━━ DATASET CONTENT ━━

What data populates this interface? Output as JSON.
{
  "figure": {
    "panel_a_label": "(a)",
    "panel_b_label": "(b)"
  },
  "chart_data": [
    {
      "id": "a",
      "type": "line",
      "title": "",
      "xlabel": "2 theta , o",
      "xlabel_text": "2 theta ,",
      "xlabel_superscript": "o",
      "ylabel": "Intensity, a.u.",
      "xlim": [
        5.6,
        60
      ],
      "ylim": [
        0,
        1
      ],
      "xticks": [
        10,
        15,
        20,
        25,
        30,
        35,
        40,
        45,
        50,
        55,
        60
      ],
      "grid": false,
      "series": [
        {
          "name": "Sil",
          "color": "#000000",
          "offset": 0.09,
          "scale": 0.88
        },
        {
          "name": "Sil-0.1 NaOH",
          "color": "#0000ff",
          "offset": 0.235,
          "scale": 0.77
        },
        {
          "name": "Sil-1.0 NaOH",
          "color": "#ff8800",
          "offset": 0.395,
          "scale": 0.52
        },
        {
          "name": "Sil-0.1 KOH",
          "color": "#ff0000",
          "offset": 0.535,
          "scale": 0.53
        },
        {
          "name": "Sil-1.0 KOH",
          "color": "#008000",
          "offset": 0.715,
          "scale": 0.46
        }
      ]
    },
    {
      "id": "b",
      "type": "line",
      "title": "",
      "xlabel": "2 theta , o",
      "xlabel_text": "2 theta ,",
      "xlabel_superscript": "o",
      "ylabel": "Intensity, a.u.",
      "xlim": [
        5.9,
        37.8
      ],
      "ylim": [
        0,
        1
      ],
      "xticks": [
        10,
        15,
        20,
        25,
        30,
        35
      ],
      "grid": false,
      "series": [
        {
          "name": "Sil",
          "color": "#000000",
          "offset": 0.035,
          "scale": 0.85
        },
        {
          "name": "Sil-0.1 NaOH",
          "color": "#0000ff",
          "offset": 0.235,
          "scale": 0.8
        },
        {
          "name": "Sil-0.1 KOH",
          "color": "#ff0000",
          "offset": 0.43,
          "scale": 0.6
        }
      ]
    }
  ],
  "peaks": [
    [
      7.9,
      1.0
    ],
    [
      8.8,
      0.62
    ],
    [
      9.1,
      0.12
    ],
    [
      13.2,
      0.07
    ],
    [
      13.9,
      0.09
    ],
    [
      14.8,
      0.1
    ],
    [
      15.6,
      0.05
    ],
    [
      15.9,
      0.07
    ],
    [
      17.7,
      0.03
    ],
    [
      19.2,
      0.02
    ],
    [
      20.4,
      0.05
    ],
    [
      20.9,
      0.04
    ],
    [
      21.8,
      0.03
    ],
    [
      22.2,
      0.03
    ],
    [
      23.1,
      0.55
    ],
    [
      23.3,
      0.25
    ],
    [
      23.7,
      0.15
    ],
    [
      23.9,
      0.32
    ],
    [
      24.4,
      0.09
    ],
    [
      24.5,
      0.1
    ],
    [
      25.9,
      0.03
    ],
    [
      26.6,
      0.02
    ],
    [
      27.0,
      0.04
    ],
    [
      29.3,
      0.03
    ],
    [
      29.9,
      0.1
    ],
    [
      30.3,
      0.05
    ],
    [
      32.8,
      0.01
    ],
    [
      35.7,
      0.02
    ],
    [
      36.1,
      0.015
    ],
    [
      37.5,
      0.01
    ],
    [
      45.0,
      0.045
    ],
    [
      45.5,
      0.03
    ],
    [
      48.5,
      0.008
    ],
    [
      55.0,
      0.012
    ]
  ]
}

━━━

● WORK TO DO: The records above must be repeated exactly, every one of them.

● ANSWER TO THIS EXERCISE:
What data populates this interface? Output as JSON.
{
  "figure": {
    "panel_a_label": "(a)",
    "panel_b_label": "(b)"
  },
  "chart_data": [
    {
      "id": "a",
      "type": "line",
      "title": "",
      "xlabel": "2 theta , o",
      "xlabel_text": "2 theta ,",
      "xlabel_superscript": "o",
      "ylabel": "Intensity, a.u.",
      "xlim": [
        5.6,
        60
      ],
      "ylim": [
        0,
        1
      ],
      "xticks": [
        10,
        15,
        20,
        25,
        30,
        35,
        40,
        45,
        50,
        55,
        60
      ],
      "grid": false,
      "series": [
        {
          "name": "Sil",
          "color": "#000000",
          "offset": 0.09,
          "scale": 0.88
        },
        {
          "name": "Sil-0.1 NaOH",
          "color": "#0000ff",
          "offset": 0.235,
          "scale": 0.77
        },
        {
          "name": "Sil-1.0 NaOH",
          "color": "#ff8800",
          "offset": 0.395,
          "scale": 0.52
        },
        {
          "name": "Sil-0.1 KOH",
          "color": "#ff0000",
          "offset": 0.535,
          "scale": 0.53
        },
        {
          "name": "Sil-1.0 KOH",
          "color": "#008000",
          "offset": 0.715,
          "scale": 0.46
        }
      ]
    },
    {
      "id": "b",
      "type": "line",
      "title": "",
      "xlabel": "2 theta , o",
      "xlabel_text": "2 theta ,",
      "xlabel_superscript": "o",
      "ylabel": "Intensity, a.u.",
      "xlim": [
        5.9,
        37.8
      ],
      "ylim": [
        0,
        1
      ],
      "xticks": [
        10,
        15,
        20,
        25,
        30,
        35
      ],
      "grid": false,
      "series": [
        {
          "name": "Sil",
          "color": "#000000",
          "offset": 0.035,
          "scale": 0.85
        },
        {
          "name": "Sil-0.1 NaOH",
          "color": "#0000ff",
          "offset": 0.235,
          "scale": 0.8
        },
        {
          "name": "Sil-0.1 KOH",
          "color": "#ff0000",
          "offset": 0.43,
          "scale": 0.6
        }
      ]
    }
  ],
  "peaks": [
    [
      7.9,
      1.0
    ],
    [
      8.8,
      0.62
    ],
    [
      9.1,
      0.12
    ],
    [
      13.2,
      0.07
    ],
    [
      13.9,
      0.09
    ],
    [
      14.8,
      0.1
    ],
    [
      15.6,
      0.05
    ],
    [
      15.9,
      0.07
    ],
    [
      17.7,
      0.03
    ],
    [
      19.2,
      0.02
    ],
    [
      20.4,
      0.05
    ],
    [
      20.9,
      0.04
    ],
    [
      21.8,
      0.03
    ],
    [
      22.2,
      0.03
    ],
    [
      23.1,
      0.55
    ],
    [
      23.3,
      0.25
    ],
    [
      23.7,
      0.15
    ],
    [
      23.9,
      0.32
    ],
    [
      24.4,
      0.09
    ],
    [
      24.5,
      0.1
    ],
    [
      25.9,
      0.03
    ],
    [
      26.6,
      0.02
    ],
    [
      27.0,
      0.04
    ],
    [
      29.3,
      0.03
    ],
    [
      29.9,
      0.1
    ],
    [
      30.3,
      0.05
    ],
    [
      32.8,
      0.01
    ],
    [
      35.7,
      0.02
    ],
    [
      36.1,
      0.015
    ],
    [
      37.5,
      0.01
    ],
    [
      45.0,
      0.045
    ],
    [
      45.5,
      0.03
    ],
    [
      48.5,
      0.008
    ],
    [
      55.0,
      0.012
    ]
  ]
}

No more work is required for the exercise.